### What the exercise asks:
Show each line in the items below that contains the string "bathymetry".

### Material shown:
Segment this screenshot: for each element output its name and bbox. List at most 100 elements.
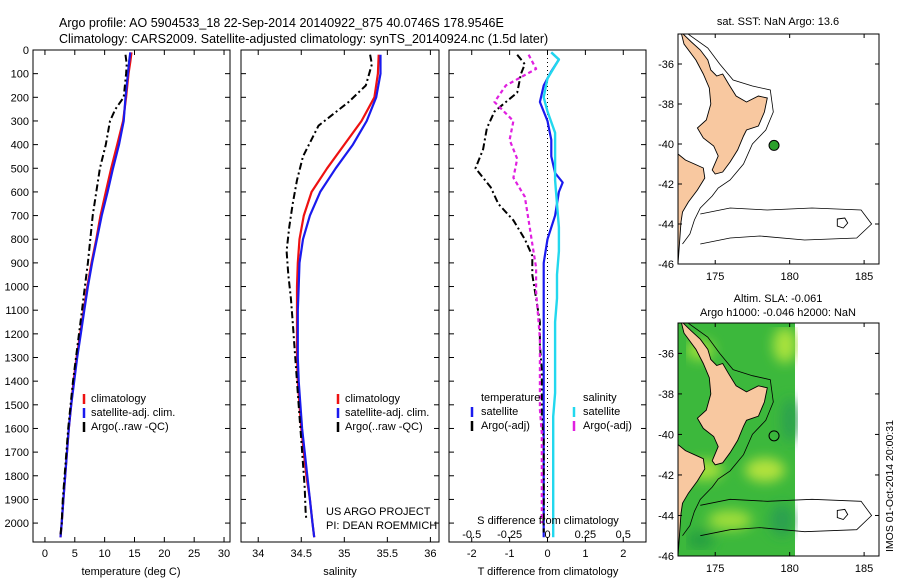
argo-float-marker bbox=[768, 430, 780, 442]
y-tick-label: 1900 bbox=[5, 494, 29, 506]
legend-climatology: climatology bbox=[91, 393, 147, 405]
x-tick-label: 0 bbox=[42, 548, 48, 560]
difference-plot: -2 -1 0 1 2 -0.5 -0.25 0 0.25 0.5 bbox=[449, 49, 646, 560]
series-line bbox=[59, 54, 128, 536]
y-tick-label: 1700 bbox=[5, 447, 29, 459]
series-line bbox=[59, 52, 133, 538]
y-tick-label: -40 bbox=[658, 429, 674, 441]
y-tick-label: -46 bbox=[658, 259, 674, 271]
x2-tick-label: 0 bbox=[544, 529, 550, 541]
sla-map-axes: 175 180 185 -36 -38 -40 -42 -44 -46 bbox=[658, 323, 879, 575]
y-tick-label: 0 bbox=[23, 45, 29, 57]
x-tick-label: 15 bbox=[128, 548, 140, 560]
sst-map-title: sat. SST: NaN Argo: 13.6 bbox=[717, 16, 839, 28]
salinity-plot: 34 34.5 35 35.5 36 bbox=[241, 49, 439, 560]
sst-map-frame bbox=[677, 33, 880, 265]
y-tick-label: -44 bbox=[658, 510, 674, 522]
legend-temperature-title: temperature bbox=[481, 392, 540, 404]
x-tick-label: 0 bbox=[544, 548, 550, 560]
y-tick-label: -40 bbox=[658, 139, 674, 151]
y-tick-label: 1100 bbox=[5, 305, 29, 317]
figure-title-line1: Argo profile: AO 5904533_18 22-Sep-2014 … bbox=[59, 16, 504, 30]
x2-tick-label: -0.25 bbox=[497, 529, 522, 541]
x-tick-label: 35.5 bbox=[377, 548, 398, 560]
x-tick-label: 180 bbox=[780, 271, 798, 283]
series-line bbox=[285, 54, 373, 521]
series-line bbox=[538, 51, 564, 538]
series-line bbox=[474, 54, 545, 533]
legend-s-argo: Argo(-adj) bbox=[583, 420, 632, 432]
sst-map bbox=[678, 34, 879, 264]
temperature-axes bbox=[32, 49, 231, 543]
x2-tick-label: 0.25 bbox=[575, 529, 596, 541]
x-tick-label: 10 bbox=[99, 548, 111, 560]
x2-tick-label: 0.5 bbox=[616, 529, 631, 541]
south-island bbox=[678, 153, 706, 264]
y-tick-label: 700 bbox=[11, 211, 29, 223]
difference-x2-label: S difference from climatology bbox=[477, 515, 619, 527]
y-tick-label: 1500 bbox=[5, 400, 29, 412]
series-line bbox=[296, 54, 382, 538]
legend-argo: Argo(..raw -QC) bbox=[91, 421, 169, 433]
x-tick-label: 175 bbox=[706, 563, 724, 575]
series-line bbox=[59, 52, 132, 538]
y-tick-label: 800 bbox=[11, 234, 29, 246]
bathymetry-contour bbox=[700, 207, 873, 245]
y-tick-label: 1400 bbox=[5, 376, 29, 388]
figure-title-line2: Climatology: CARS2009. Satellite-adjuste… bbox=[59, 32, 548, 46]
north-island bbox=[681, 323, 768, 466]
y-tick-label: 1200 bbox=[5, 329, 29, 341]
x-tick-label: 30 bbox=[218, 548, 230, 560]
project-label: US ARGO PROJECT bbox=[326, 506, 431, 518]
y-tick-label: -42 bbox=[658, 470, 674, 482]
legend-climatology: climatology bbox=[345, 393, 401, 405]
y-tick-label: 100 bbox=[11, 69, 29, 81]
x-tick-label: 35 bbox=[338, 548, 350, 560]
legend-satellite-adj: satellite-adj. clim. bbox=[345, 407, 429, 419]
temperature-legend: climatology satellite-adj. clim. Argo(..… bbox=[82, 393, 175, 433]
series-line bbox=[295, 54, 380, 538]
legend-s-satellite: satellite bbox=[583, 406, 620, 418]
y-tick-label: 900 bbox=[11, 258, 29, 270]
x-tick-label: 185 bbox=[855, 563, 873, 575]
chatham-islands bbox=[836, 217, 849, 229]
x-tick-label: 5 bbox=[72, 548, 78, 560]
y-tick-label: 1800 bbox=[5, 471, 29, 483]
x-tick-label: 185 bbox=[855, 271, 873, 283]
x-tick-label: 175 bbox=[706, 271, 724, 283]
legend-satellite-adj: satellite-adj. clim. bbox=[91, 407, 175, 419]
sla-map-title2: Argo h1000: -0.046 h2000: NaN bbox=[700, 307, 856, 319]
y-tick-label: 200 bbox=[11, 92, 29, 104]
y-tick-label: 1300 bbox=[5, 353, 29, 365]
sst-map-axes: 175 180 185 -36 -38 -40 -42 -44 -46 bbox=[658, 34, 879, 283]
bathymetry-contour bbox=[682, 34, 774, 245]
y-tick-label: 600 bbox=[11, 187, 29, 199]
x2-tick-label: -0.5 bbox=[462, 529, 481, 541]
x-tick-label: 34 bbox=[252, 548, 264, 560]
x-tick-label: -1 bbox=[505, 548, 515, 560]
legend-salinity-title: salinity bbox=[583, 392, 617, 404]
y-tick-label: 500 bbox=[11, 163, 29, 175]
argo-float-marker bbox=[768, 139, 780, 151]
x-tick-label: 36 bbox=[424, 548, 436, 560]
south-island bbox=[678, 444, 706, 556]
y-tick-label: -44 bbox=[658, 219, 674, 231]
salinity-x-label: salinity bbox=[323, 566, 357, 578]
sla-map bbox=[678, 323, 879, 556]
x-tick-label: 2 bbox=[620, 548, 626, 560]
difference-x-label: T difference from climatology bbox=[478, 566, 619, 578]
sla-map-title1: Altim. SLA: -0.061 bbox=[734, 293, 823, 305]
legend-t-argo: Argo(-adj) bbox=[481, 420, 530, 432]
y-tick-label: 400 bbox=[11, 140, 29, 152]
x-tick-label: 1 bbox=[582, 548, 588, 560]
difference-legend: temperature salinity satellite Argo(-adj… bbox=[470, 392, 632, 432]
legend-argo: Argo(..raw -QC) bbox=[345, 421, 423, 433]
y-tick-label: 1600 bbox=[5, 423, 29, 435]
y-tick-label: -38 bbox=[658, 389, 674, 401]
pi-label: PI: DEAN ROEMMICH bbox=[326, 520, 437, 532]
north-island bbox=[681, 34, 768, 175]
temperature-x-label: temperature (deg C) bbox=[81, 566, 180, 578]
series-line bbox=[493, 54, 543, 524]
x-tick-label: 34.5 bbox=[291, 548, 312, 560]
temperature-plot: 0100200300400500600700800900100011001200… bbox=[5, 45, 231, 560]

### Result of the task:
bathymetry-contour bbox=[700, 207, 873, 245]
bathymetry-contour bbox=[682, 34, 774, 245]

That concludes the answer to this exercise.